**Data shown**

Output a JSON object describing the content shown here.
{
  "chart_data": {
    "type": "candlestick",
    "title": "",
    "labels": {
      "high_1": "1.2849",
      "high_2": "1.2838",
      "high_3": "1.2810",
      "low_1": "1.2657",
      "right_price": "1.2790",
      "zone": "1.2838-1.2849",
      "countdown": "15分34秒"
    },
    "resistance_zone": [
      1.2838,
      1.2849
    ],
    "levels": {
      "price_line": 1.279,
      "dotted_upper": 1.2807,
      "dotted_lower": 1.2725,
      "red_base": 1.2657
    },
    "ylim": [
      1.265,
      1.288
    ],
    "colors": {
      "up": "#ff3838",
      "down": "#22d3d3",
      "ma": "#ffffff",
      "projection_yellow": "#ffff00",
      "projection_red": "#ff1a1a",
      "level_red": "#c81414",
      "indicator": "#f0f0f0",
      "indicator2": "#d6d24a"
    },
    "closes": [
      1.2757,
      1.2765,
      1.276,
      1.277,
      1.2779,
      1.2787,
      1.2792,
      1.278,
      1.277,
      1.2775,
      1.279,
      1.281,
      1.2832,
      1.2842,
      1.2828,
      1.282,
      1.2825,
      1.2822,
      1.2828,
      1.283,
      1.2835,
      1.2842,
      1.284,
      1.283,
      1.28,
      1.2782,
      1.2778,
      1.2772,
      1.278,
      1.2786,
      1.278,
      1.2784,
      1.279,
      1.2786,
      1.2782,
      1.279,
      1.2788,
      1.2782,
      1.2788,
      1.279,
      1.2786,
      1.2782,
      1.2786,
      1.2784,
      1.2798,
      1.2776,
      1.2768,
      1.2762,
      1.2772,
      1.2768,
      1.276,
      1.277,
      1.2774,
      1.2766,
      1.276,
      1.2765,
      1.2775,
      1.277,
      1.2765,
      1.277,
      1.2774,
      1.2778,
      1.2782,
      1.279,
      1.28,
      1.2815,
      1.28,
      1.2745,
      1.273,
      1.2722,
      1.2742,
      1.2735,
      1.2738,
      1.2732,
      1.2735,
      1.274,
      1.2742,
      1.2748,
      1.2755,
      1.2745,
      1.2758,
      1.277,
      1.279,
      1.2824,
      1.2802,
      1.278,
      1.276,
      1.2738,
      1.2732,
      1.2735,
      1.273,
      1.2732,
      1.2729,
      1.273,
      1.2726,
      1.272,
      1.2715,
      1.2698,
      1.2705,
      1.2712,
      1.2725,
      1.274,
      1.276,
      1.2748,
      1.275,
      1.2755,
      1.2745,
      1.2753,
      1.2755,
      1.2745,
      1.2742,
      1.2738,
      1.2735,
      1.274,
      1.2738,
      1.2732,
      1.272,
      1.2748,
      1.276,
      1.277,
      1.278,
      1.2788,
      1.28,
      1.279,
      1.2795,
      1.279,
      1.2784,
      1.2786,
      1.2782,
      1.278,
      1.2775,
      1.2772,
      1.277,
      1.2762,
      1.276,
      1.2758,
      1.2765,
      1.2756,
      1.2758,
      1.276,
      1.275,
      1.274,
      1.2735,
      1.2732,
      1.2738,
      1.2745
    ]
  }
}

**Aim of the exercise**
Without leaving anything out, give the entries again exactly.

**Right answer**
Output a JSON object describing the content shown here.
{
  "chart_data": {
    "type": "candlestick",
    "title": "",
    "labels": {
      "high_1": "1.2849",
      "high_2": "1.2838",
      "high_3": "1.2810",
      "low_1": "1.2657",
      "right_price": "1.2790",
      "zone": "1.2838-1.2849",
      "countdown": "15分34秒"
    },
    "resistance_zone": [
      1.2838,
      1.2849
    ],
    "levels": {
      "price_line": 1.279,
      "dotted_upper": 1.2807,
      "dotted_lower": 1.2725,
      "red_base": 1.2657
    },
    "ylim": [
      1.265,
      1.288
    ],
    "colors": {
      "up": "#ff3838",
      "down": "#22d3d3",
      "ma": "#ffffff",
      "projection_yellow": "#ffff00",
      "projection_red": "#ff1a1a",
      "level_red": "#c81414",
      "indicator": "#f0f0f0",
      "indicator2": "#d6d24a"
    },
    "closes": [
      1.2757,
      1.2765,
      1.276,
      1.277,
      1.2779,
      1.2787,
      1.2792,
      1.278,
      1.277,
      1.2775,
      1.279,
      1.281,
      1.2832,
      1.2842,
      1.2828,
      1.282,
      1.2825,
      1.2822,
      1.2828,
      1.283,
      1.2835,
      1.2842,
      1.284,
      1.283,
      1.28,
      1.2782,
      1.2778,
      1.2772,
      1.278,
      1.2786,
      1.278,
      1.2784,
      1.279,
      1.2786,
      1.2782,
      1.279,
      1.2788,
      1.2782,
      1.2788,
      1.279,
      1.2786,
      1.2782,
      1.2786,
      1.2784,
      1.2798,
      1.2776,
      1.2768,
      1.2762,
      1.2772,
      1.2768,
      1.276,
      1.277,
      1.2774,
      1.2766,
      1.276,
      1.2765,
      1.2775,
      1.277,
      1.2765,
      1.277,
      1.2774,
      1.2778,
      1.2782,
      1.279,
      1.28,
      1.2815,
      1.28,
      1.2745,
      1.273,
      1.2722,
      1.2742,
      1.2735,
      1.2738,
      1.2732,
      1.2735,
      1.274,
      1.2742,
      1.2748,
      1.2755,
      1.2745,
      1.2758,
      1.277,
      1.279,
      1.2824,
      1.2802,
      1.278,
      1.276,
      1.2738,
      1.2732,
      1.2735,
      1.273,
      1.2732,
      1.2729,
      1.273,
      1.2726,
      1.272,
      1.2715,
      1.2698,
      1.2705,
      1.2712,
      1.2725,
      1.274,
      1.276,
      1.2748,
      1.275,
      1.2755,
      1.2745,
      1.2753,
      1.2755,
      1.2745,
      1.2742,
      1.2738,
      1.2735,
      1.274,
      1.2738,
      1.2732,
      1.272,
      1.2748,
      1.276,
      1.277,
      1.278,
      1.2788,
      1.28,
      1.279,
      1.2795,
      1.279,
      1.2784,
      1.2786,
      1.2782,
      1.278,
      1.2775,
      1.2772,
      1.277,
      1.2762,
      1.276,
      1.2758,
      1.2765,
      1.2756,
      1.2758,
      1.276,
      1.275,
      1.274,
      1.2735,
      1.2732,
      1.2738,
      1.2745
    ]
  }
}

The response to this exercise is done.